• [GOAL]: Using the material below, copy every line where "feel" appears.

• [SUPPLIED DATA]:
↓↓↓

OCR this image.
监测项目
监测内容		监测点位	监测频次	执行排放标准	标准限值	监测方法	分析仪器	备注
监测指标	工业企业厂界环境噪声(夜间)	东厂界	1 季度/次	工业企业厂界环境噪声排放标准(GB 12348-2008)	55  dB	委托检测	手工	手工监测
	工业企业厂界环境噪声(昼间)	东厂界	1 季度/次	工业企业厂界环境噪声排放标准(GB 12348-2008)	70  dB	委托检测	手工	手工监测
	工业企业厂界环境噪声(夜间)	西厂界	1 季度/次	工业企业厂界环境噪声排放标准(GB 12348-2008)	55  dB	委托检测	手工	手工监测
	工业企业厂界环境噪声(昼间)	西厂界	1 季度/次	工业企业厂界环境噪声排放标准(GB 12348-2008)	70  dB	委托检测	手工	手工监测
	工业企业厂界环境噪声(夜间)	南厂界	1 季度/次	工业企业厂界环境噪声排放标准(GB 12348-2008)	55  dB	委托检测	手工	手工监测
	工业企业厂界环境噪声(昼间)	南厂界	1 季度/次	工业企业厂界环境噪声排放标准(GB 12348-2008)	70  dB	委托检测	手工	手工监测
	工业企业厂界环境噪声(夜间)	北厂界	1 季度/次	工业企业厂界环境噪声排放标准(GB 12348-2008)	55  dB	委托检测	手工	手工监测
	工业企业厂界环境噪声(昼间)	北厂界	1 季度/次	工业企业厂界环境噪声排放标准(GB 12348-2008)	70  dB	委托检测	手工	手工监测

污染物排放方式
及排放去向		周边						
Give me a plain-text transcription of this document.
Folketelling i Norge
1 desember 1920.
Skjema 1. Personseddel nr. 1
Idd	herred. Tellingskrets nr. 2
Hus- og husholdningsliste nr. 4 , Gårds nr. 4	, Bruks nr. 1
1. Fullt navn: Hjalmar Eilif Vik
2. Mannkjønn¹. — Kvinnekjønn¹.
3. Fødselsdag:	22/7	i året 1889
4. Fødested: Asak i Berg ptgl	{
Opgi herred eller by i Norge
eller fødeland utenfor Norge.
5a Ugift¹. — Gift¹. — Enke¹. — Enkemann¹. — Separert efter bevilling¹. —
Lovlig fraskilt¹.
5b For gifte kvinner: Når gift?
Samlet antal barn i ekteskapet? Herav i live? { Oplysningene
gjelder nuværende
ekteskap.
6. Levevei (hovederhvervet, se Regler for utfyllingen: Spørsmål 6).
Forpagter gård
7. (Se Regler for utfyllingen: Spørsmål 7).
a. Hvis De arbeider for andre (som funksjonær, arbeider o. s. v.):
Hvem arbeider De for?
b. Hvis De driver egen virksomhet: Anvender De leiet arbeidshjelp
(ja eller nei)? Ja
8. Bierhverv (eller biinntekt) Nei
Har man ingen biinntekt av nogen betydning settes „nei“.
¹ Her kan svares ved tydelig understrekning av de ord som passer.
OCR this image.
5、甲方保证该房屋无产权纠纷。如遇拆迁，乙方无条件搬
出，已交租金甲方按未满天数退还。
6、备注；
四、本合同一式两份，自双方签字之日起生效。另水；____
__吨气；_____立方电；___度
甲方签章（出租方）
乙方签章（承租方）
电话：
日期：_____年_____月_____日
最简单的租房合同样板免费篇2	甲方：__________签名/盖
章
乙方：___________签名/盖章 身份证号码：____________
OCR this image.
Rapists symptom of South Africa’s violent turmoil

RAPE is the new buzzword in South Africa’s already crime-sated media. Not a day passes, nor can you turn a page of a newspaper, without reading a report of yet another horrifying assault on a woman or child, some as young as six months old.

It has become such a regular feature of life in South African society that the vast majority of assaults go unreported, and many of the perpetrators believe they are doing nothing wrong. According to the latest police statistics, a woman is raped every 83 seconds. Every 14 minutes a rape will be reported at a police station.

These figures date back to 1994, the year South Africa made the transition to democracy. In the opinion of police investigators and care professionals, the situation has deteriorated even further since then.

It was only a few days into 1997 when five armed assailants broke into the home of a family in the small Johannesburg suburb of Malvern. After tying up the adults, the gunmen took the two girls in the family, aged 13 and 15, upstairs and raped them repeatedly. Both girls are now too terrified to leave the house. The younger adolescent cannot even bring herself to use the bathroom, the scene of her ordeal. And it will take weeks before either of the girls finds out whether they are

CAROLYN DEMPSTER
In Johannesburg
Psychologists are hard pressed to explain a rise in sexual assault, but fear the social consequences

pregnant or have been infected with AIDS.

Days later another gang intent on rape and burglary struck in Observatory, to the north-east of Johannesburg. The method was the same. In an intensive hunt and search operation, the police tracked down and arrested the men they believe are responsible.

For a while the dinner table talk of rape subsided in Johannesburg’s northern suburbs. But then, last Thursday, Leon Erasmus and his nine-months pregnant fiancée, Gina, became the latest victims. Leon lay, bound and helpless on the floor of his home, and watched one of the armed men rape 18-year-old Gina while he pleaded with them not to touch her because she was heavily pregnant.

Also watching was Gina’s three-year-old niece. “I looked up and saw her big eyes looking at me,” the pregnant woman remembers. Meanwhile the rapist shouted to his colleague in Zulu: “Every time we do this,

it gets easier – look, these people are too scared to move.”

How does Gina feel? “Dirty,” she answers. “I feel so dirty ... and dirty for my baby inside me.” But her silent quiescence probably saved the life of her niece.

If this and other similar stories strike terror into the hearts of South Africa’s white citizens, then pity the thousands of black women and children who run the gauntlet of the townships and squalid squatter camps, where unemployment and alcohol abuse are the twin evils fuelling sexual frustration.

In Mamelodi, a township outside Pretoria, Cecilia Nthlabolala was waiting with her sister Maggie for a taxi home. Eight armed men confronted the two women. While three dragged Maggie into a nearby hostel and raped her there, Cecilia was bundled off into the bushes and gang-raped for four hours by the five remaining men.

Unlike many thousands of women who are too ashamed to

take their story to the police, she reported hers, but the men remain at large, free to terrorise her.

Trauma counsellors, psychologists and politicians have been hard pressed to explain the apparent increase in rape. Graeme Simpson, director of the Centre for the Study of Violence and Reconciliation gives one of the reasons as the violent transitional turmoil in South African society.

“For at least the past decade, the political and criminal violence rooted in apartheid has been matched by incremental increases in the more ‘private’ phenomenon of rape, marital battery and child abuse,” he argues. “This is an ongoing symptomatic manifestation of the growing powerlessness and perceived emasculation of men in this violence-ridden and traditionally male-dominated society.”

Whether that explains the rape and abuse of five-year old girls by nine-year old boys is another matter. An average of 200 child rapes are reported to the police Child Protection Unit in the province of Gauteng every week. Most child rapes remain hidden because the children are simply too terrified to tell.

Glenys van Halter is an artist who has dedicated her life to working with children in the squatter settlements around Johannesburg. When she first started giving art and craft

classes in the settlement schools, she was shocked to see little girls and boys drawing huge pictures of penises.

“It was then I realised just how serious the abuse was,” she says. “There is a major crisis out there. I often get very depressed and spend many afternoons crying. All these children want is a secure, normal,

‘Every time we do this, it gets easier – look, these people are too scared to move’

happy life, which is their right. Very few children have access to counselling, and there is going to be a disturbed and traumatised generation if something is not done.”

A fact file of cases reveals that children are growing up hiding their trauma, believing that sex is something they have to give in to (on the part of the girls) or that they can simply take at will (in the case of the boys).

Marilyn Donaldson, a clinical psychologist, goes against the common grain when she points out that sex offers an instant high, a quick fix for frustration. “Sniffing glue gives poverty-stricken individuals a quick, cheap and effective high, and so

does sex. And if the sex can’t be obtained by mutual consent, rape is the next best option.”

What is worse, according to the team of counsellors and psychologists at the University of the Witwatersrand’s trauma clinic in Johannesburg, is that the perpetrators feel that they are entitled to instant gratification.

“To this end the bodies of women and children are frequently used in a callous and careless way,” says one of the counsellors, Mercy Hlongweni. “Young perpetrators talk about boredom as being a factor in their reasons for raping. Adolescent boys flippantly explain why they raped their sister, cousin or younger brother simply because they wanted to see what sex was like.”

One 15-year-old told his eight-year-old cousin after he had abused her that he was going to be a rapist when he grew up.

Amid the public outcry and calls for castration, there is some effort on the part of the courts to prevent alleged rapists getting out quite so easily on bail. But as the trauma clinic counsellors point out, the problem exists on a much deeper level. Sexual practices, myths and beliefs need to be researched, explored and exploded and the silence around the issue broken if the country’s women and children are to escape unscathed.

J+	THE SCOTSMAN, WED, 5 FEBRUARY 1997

↑↑↑

• [WRITTEN RESPONSE]:
How does Gina feel? “Dirty,” she answers. “I feel so dirty ... and dirty for my baby inside me.” But her silent quiescence probably saved the life of her niece.
What is worse, according to the team of counsellors and psychologists at the University of the Witwatersrand’s trauma clinic in Johannesburg, is that the perpetrators feel that they are entitled to instant gratification.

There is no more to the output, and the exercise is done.